▸ **Recorded information**
---
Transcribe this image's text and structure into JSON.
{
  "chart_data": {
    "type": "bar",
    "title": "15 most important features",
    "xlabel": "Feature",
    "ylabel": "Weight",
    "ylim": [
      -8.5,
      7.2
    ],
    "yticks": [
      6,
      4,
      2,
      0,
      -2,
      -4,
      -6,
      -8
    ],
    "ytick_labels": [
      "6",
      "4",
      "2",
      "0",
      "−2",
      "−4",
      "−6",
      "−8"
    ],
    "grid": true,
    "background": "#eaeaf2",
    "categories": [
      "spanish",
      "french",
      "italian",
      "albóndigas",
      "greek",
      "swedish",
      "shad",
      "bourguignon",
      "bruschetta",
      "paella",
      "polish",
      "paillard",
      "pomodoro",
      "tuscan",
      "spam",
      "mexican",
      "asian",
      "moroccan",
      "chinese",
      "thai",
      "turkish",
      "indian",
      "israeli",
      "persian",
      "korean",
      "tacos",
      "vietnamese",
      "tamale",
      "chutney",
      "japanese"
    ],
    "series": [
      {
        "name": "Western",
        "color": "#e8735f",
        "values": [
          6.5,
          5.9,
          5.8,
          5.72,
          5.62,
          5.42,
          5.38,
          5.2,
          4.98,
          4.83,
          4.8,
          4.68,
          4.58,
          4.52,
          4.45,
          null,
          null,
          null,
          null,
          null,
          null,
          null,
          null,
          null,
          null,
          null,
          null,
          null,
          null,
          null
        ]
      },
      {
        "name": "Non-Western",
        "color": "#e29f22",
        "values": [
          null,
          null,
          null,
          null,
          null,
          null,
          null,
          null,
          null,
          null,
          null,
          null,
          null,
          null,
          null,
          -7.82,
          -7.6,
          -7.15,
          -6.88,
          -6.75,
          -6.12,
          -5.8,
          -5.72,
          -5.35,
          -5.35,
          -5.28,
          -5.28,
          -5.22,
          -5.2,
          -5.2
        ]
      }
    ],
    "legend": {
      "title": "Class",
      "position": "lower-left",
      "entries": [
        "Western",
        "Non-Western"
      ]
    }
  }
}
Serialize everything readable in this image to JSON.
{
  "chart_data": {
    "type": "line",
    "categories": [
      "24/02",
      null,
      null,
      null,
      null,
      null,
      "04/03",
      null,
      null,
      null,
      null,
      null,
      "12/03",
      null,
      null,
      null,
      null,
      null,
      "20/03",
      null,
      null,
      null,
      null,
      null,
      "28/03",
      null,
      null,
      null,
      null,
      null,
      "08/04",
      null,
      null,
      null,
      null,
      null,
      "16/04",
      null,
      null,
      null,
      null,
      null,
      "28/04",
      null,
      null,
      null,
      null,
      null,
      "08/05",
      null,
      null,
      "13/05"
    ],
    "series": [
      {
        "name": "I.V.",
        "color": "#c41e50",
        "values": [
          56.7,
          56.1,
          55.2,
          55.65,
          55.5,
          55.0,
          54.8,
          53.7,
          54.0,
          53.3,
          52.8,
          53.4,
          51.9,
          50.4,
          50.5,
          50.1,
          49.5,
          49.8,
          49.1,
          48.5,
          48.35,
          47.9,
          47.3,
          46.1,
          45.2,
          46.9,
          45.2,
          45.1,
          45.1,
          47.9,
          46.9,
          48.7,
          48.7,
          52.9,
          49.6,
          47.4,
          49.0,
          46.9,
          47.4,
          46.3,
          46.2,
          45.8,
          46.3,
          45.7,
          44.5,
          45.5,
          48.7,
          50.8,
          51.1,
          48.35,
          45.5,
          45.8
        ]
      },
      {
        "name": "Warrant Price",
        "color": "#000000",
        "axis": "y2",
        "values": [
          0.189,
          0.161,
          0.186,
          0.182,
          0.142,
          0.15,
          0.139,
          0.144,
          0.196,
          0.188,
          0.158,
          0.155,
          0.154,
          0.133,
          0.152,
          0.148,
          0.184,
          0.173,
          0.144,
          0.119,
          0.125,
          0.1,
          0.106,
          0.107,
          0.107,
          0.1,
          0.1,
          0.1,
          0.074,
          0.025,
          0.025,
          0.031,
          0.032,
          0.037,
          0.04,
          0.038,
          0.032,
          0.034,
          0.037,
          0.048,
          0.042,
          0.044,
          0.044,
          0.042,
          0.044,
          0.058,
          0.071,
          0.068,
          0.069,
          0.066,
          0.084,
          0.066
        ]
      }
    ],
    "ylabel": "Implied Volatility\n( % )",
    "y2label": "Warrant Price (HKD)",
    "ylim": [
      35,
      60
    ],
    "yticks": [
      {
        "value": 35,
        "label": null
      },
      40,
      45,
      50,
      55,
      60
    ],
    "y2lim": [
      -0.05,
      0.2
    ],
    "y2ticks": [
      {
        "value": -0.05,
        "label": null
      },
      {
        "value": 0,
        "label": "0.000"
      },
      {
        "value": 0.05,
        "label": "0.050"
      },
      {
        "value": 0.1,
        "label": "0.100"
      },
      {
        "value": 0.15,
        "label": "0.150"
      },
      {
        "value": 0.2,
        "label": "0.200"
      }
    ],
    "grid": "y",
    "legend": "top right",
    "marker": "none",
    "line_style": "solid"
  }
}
---
▸ **What to produce**
All of the lines above must be returned exactly.

▸ **Answer below**
Transcribe this image's text and structure into JSON.
{
  "chart_data": {
    "type": "bar",
    "title": "15 most important features",
    "xlabel": "Feature",
    "ylabel": "Weight",
    "ylim": [
      -8.5,
      7.2
    ],
    "yticks": [
      6,
      4,
      2,
      0,
      -2,
      -4,
      -6,
      -8
    ],
    "ytick_labels": [
      "6",
      "4",
      "2",
      "0",
      "−2",
      "−4",
      "−6",
      "−8"
    ],
    "grid": true,
    "background": "#eaeaf2",
    "categories": [
      "spanish",
      "french",
      "italian",
      "albóndigas",
      "greek",
      "swedish",
      "shad",
      "bourguignon",
      "bruschetta",
      "paella",
      "polish",
      "paillard",
      "pomodoro",
      "tuscan",
      "spam",
      "mexican",
      "asian",
      "moroccan",
      "chinese",
      "thai",
      "turkish",
      "indian",
      "israeli",
      "persian",
      "korean",
      "tacos",
      "vietnamese",
      "tamale",
      "chutney",
      "japanese"
    ],
    "series": [
      {
        "name": "Western",
        "color": "#e8735f",
        "values": [
          6.5,
          5.9,
          5.8,
          5.72,
          5.62,
          5.42,
          5.38,
          5.2,
          4.98,
          4.83,
          4.8,
          4.68,
          4.58,
          4.52,
          4.45,
          null,
          null,
          null,
          null,
          null,
          null,
          null,
          null,
          null,
          null,
          null,
          null,
          null,
          null,
          null
        ]
      },
      {
        "name": "Non-Western",
        "color": "#e29f22",
        "values": [
          null,
          null,
          null,
          null,
          null,
          null,
          null,
          null,
          null,
          null,
          null,
          null,
          null,
          null,
          null,
          -7.82,
          -7.6,
          -7.15,
          -6.88,
          -6.75,
          -6.12,
          -5.8,
          -5.72,
          -5.35,
          -5.35,
          -5.28,
          -5.28,
          -5.22,
          -5.2,
          -5.2
        ]
      }
    ],
    "legend": {
      "title": "Class",
      "position": "lower-left",
      "entries": [
        "Western",
        "Non-Western"
      ]
    }
  }
}
Serialize everything readable in this image to JSON.
{
  "chart_data": {
    "type": "line",
    "categories": [
      "24/02",
      null,
      null,
      null,
      null,
      null,
      "04/03",
      null,
      null,
      null,
      null,
      null,
      "12/03",
      null,
      null,
      null,
      null,
      null,
      "20/03",
      null,
      null,
      null,
      null,
      null,
      "28/03",
      null,
      null,
      null,
      null,
      null,
      "08/04",
      null,
      null,
      null,
      null,
      null,
      "16/04",
      null,
      null,
      null,
      null,
      null,
      "28/04",
      null,
      null,
      null,
      null,
      null,
      "08/05",
      null,
      null,
      "13/05"
    ],
    "series": [
      {
        "name": "I.V.",
        "color": "#c41e50",
        "values": [
          56.7,
          56.1,
          55.2,
          55.65,
          55.5,
          55.0,
          54.8,
          53.7,
          54.0,
          53.3,
          52.8,
          53.4,
          51.9,
          50.4,
          50.5,
          50.1,
          49.5,
          49.8,
          49.1,
          48.5,
          48.35,
          47.9,
          47.3,
          46.1,
          45.2,
          46.9,
          45.2,
          45.1,
          45.1,
          47.9,
          46.9,
          48.7,
          48.7,
          52.9,
          49.6,
          47.4,
          49.0,
          46.9,
          47.4,
          46.3,
          46.2,
          45.8,
          46.3,
          45.7,
          44.5,
          45.5,
          48.7,
          50.8,
          51.1,
          48.35,
          45.5,
          45.8
        ]
      },
      {
        "name": "Warrant Price",
        "color": "#000000",
        "axis": "y2",
        "values": [
          0.189,
          0.161,
          0.186,
          0.182,
          0.142,
          0.15,
          0.139,
          0.144,
          0.196,
          0.188,
          0.158,
          0.155,
          0.154,
          0.133,
          0.152,
          0.148,
          0.184,
          0.173,
          0.144,
          0.119,
          0.125,
          0.1,
          0.106,
          0.107,
          0.107,
          0.1,
          0.1,
          0.1,
          0.074,
          0.025,
          0.025,
          0.031,
          0.032,
          0.037,
          0.04,
          0.038,
          0.032,
          0.034,
          0.037,
          0.048,
          0.042,
          0.044,
          0.044,
          0.042,
          0.044,
          0.058,
          0.071,
          0.068,
          0.069,
          0.066,
          0.084,
          0.066
        ]
      }
    ],
    "ylabel": "Implied Volatility\n( % )",
    "y2label": "Warrant Price (HKD)",
    "ylim": [
      35,
      60
    ],
    "yticks": [
      {
        "value": 35,
        "label": null
      },
      40,
      45,
      50,
      55,
      60
    ],
    "y2lim": [
      -0.05,
      0.2
    ],
    "y2ticks": [
      {
        "value": -0.05,
        "label": null
      },
      {
        "value": 0,
        "label": "0.000"
      },
      {
        "value": 0.05,
        "label": "0.050"
      },
      {
        "value": 0.1,
        "label": "0.100"
      },
      {
        "value": 0.15,
        "label": "0.150"
      },
      {
        "value": 0.2,
        "label": "0.200"
      }
    ],
    "grid": "y",
    "legend": "top right",
    "marker": "none",
    "line_style": "solid"
  }
}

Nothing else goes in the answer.